# start of Provided data

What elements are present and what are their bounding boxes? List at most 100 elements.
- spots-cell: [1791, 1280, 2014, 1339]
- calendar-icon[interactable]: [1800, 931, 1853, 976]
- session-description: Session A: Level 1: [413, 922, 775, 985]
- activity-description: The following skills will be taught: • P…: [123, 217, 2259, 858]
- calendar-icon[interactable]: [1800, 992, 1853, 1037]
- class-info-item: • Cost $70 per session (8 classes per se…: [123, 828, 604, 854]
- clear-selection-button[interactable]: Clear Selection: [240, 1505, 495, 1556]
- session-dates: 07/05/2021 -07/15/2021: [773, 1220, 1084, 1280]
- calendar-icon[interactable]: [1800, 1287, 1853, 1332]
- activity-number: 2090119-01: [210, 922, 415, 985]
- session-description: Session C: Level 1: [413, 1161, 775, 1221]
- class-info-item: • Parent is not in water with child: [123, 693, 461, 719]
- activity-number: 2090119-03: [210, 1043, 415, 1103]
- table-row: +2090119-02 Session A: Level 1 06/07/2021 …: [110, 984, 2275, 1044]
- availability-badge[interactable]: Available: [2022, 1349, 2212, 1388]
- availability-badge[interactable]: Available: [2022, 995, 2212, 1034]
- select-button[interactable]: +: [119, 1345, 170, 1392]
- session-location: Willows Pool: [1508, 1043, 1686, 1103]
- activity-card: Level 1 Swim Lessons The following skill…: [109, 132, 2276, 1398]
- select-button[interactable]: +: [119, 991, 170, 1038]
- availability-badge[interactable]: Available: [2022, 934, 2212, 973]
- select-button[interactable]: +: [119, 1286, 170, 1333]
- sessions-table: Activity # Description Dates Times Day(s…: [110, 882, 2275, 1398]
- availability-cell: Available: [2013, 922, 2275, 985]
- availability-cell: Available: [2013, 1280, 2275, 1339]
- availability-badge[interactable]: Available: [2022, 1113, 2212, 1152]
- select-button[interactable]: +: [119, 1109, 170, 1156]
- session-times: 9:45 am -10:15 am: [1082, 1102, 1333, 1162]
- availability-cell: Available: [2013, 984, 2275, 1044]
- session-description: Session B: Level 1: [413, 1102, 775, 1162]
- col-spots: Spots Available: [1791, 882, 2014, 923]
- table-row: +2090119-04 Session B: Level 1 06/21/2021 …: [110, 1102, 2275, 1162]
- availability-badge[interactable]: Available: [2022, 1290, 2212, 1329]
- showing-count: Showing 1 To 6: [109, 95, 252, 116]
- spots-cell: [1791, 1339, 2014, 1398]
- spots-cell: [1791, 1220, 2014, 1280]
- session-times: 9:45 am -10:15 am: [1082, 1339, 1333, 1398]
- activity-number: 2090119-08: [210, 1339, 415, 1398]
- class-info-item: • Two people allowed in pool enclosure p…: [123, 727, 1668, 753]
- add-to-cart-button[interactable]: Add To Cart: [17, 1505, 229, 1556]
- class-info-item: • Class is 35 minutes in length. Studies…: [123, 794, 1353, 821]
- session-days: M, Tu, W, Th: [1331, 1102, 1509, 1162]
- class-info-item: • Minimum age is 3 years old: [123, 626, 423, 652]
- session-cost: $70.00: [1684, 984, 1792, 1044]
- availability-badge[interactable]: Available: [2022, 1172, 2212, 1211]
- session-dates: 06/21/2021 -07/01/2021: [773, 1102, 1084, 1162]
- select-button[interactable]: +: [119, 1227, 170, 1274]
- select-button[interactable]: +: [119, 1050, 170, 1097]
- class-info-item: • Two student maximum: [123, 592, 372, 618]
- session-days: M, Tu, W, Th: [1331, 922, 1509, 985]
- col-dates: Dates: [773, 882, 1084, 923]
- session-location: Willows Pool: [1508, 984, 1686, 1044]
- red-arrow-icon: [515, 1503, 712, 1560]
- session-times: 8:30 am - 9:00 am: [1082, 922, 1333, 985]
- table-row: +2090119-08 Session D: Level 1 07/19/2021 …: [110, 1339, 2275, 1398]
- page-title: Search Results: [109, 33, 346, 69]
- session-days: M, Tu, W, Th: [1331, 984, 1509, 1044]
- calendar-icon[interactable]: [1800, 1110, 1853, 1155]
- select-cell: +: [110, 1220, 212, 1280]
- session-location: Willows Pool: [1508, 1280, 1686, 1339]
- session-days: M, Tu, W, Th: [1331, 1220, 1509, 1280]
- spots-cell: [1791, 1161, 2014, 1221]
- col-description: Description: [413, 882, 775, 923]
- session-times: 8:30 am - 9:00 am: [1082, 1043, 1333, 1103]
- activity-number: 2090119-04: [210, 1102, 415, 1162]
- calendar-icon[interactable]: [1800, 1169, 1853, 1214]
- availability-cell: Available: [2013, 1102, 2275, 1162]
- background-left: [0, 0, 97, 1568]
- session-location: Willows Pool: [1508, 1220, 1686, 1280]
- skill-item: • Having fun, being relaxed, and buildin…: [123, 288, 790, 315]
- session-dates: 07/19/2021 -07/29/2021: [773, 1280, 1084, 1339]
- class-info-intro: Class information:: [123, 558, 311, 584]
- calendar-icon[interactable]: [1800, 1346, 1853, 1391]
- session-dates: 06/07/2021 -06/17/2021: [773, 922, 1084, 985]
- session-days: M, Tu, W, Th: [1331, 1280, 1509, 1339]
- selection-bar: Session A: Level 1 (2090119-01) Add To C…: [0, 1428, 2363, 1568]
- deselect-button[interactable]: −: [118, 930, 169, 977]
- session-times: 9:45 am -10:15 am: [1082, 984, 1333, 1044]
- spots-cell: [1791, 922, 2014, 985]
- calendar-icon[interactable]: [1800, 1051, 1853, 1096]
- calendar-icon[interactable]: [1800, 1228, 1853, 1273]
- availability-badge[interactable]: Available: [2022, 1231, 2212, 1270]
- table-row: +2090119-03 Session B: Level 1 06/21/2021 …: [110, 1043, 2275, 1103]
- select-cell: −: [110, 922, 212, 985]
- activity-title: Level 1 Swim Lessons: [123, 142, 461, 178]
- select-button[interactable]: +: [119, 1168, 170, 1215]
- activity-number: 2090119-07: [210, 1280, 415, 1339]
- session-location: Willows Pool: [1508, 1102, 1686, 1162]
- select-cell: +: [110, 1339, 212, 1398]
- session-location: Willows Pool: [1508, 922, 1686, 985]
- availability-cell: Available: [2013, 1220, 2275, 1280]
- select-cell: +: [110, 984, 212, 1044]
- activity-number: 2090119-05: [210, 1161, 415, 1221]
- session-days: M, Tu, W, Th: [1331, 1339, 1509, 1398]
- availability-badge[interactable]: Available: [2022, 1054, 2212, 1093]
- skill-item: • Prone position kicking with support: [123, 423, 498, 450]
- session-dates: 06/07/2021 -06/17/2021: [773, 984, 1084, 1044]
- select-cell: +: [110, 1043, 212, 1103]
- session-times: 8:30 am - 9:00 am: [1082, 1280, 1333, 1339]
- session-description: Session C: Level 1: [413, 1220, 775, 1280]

# end of Provided data

Return every line from the rows above that contains the word "calendar".

• [Solution]:
- calendar-icon[interactable]: [1800, 931, 1853, 976]
- calendar-icon[interactable]: [1800, 992, 1853, 1037]
- calendar-icon[interactable]: [1800, 1287, 1853, 1332]
- calendar-icon[interactable]: [1800, 1110, 1853, 1155]
- calendar-icon[interactable]: [1800, 1169, 1853, 1214]
- calendar-icon[interactable]: [1800, 1346, 1853, 1391]
- calendar-icon[interactable]: [1800, 1051, 1853, 1096]
- calendar-icon[interactable]: [1800, 1228, 1853, 1273]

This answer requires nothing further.